BEGIN Dataset entries

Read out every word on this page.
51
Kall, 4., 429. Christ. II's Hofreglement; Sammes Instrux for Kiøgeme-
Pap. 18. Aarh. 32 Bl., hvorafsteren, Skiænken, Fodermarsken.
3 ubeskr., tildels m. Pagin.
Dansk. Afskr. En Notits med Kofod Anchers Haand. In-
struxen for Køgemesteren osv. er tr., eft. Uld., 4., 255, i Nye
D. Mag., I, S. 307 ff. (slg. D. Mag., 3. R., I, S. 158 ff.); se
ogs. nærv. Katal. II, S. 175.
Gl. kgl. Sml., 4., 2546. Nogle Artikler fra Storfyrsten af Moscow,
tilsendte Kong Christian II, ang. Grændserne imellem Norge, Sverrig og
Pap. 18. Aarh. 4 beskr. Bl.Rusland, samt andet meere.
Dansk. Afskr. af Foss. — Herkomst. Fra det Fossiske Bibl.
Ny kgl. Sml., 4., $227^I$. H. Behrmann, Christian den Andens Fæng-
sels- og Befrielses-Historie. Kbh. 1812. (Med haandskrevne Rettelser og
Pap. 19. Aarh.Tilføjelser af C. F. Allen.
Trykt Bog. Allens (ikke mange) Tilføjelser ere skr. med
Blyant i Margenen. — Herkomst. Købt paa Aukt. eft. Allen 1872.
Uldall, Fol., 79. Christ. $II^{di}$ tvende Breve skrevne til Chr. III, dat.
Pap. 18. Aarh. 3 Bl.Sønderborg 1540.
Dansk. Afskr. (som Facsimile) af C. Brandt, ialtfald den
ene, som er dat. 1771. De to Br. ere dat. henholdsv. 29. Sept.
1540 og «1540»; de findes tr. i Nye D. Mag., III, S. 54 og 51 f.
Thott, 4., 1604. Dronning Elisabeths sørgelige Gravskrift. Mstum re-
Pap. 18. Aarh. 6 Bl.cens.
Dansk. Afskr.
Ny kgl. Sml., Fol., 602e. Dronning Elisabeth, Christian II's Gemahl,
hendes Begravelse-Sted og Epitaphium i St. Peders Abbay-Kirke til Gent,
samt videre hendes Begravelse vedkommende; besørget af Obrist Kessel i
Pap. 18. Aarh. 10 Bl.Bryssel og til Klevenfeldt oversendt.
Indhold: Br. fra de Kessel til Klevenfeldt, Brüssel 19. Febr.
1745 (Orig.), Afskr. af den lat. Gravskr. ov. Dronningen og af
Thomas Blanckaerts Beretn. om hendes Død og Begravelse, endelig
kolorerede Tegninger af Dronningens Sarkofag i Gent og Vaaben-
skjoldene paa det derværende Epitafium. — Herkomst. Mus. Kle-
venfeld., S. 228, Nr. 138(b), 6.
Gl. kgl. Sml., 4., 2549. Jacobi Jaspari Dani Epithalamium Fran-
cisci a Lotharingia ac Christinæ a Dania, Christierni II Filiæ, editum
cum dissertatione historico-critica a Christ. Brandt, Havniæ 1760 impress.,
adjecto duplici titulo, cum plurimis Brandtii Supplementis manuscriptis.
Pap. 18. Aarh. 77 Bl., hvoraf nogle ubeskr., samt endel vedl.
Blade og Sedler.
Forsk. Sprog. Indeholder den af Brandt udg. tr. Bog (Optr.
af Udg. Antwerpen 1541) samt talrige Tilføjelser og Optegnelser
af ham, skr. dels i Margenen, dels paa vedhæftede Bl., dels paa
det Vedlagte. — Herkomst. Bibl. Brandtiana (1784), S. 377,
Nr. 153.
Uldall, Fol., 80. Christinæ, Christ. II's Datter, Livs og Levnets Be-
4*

END Dataset entries

# Problem description:
Every line above should be retyped exactly as given.

# Completed task:
Read out every word on this page.
51
Kall, 4., 429. Christ. II's Hofreglement; Sammes Instrux for Kiøgeme-
Pap. 18. Aarh. 32 Bl., hvorafsteren, Skiænken, Fodermarsken.
3 ubeskr., tildels m. Pagin.
Dansk. Afskr. En Notits med Kofod Anchers Haand. In-
struxen for Køgemesteren osv. er tr., eft. Uld., 4., 255, i Nye
D. Mag., I, S. 307 ff. (slg. D. Mag., 3. R., I, S. 158 ff.); se
ogs. nærv. Katal. II, S. 175.
Gl. kgl. Sml., 4., 2546. Nogle Artikler fra Storfyrsten af Moscow,
tilsendte Kong Christian II, ang. Grændserne imellem Norge, Sverrig og
Pap. 18. Aarh. 4 beskr. Bl.Rusland, samt andet meere.
Dansk. Afskr. af Foss. — Herkomst. Fra det Fossiske Bibl.
Ny kgl. Sml., 4., $227^I$. H. Behrmann, Christian den Andens Fæng-
sels- og Befrielses-Historie. Kbh. 1812. (Med haandskrevne Rettelser og
Pap. 19. Aarh.Tilføjelser af C. F. Allen.
Trykt Bog. Allens (ikke mange) Tilføjelser ere skr. med
Blyant i Margenen. — Herkomst. Købt paa Aukt. eft. Allen 1872.
Uldall, Fol., 79. Christ. $II^{di}$ tvende Breve skrevne til Chr. III, dat.
Pap. 18. Aarh. 3 Bl.Sønderborg 1540.
Dansk. Afskr. (som Facsimile) af C. Brandt, ialtfald den
ene, som er dat. 1771. De to Br. ere dat. henholdsv. 29. Sept.
1540 og «1540»; de findes tr. i Nye D. Mag., III, S. 54 og 51 f.
Thott, 4., 1604. Dronning Elisabeths sørgelige Gravskrift. Mstum re-
Pap. 18. Aarh. 6 Bl.cens.
Dansk. Afskr.
Ny kgl. Sml., Fol., 602e. Dronning Elisabeth, Christian II's Gemahl,
hendes Begravelse-Sted og Epitaphium i St. Peders Abbay-Kirke til Gent,
samt videre hendes Begravelse vedkommende; besørget af Obrist Kessel i
Pap. 18. Aarh. 10 Bl.Bryssel og til Klevenfeldt oversendt.
Indhold: Br. fra de Kessel til Klevenfeldt, Brüssel 19. Febr.
1745 (Orig.), Afskr. af den lat. Gravskr. ov. Dronningen og af
Thomas Blanckaerts Beretn. om hendes Død og Begravelse, endelig
kolorerede Tegninger af Dronningens Sarkofag i Gent og Vaaben-
skjoldene paa det derværende Epitafium. — Herkomst. Mus. Kle-
venfeld., S. 228, Nr. 138(b), 6.
Gl. kgl. Sml., 4., 2549. Jacobi Jaspari Dani Epithalamium Fran-
cisci a Lotharingia ac Christinæ a Dania, Christierni II Filiæ, editum
cum dissertatione historico-critica a Christ. Brandt, Havniæ 1760 impress.,
adjecto duplici titulo, cum plurimis Brandtii Supplementis manuscriptis.
Pap. 18. Aarh. 77 Bl., hvoraf nogle ubeskr., samt endel vedl.
Blade og Sedler.
Forsk. Sprog. Indeholder den af Brandt udg. tr. Bog (Optr.
af Udg. Antwerpen 1541) samt talrige Tilføjelser og Optegnelser
af ham, skr. dels i Margenen, dels paa vedhæftede Bl., dels paa
det Vedlagte. — Herkomst. Bibl. Brandtiana (1784), S. 377,
Nr. 153.
Uldall, Fol., 80. Christinæ, Christ. II's Datter, Livs og Levnets Be-
4*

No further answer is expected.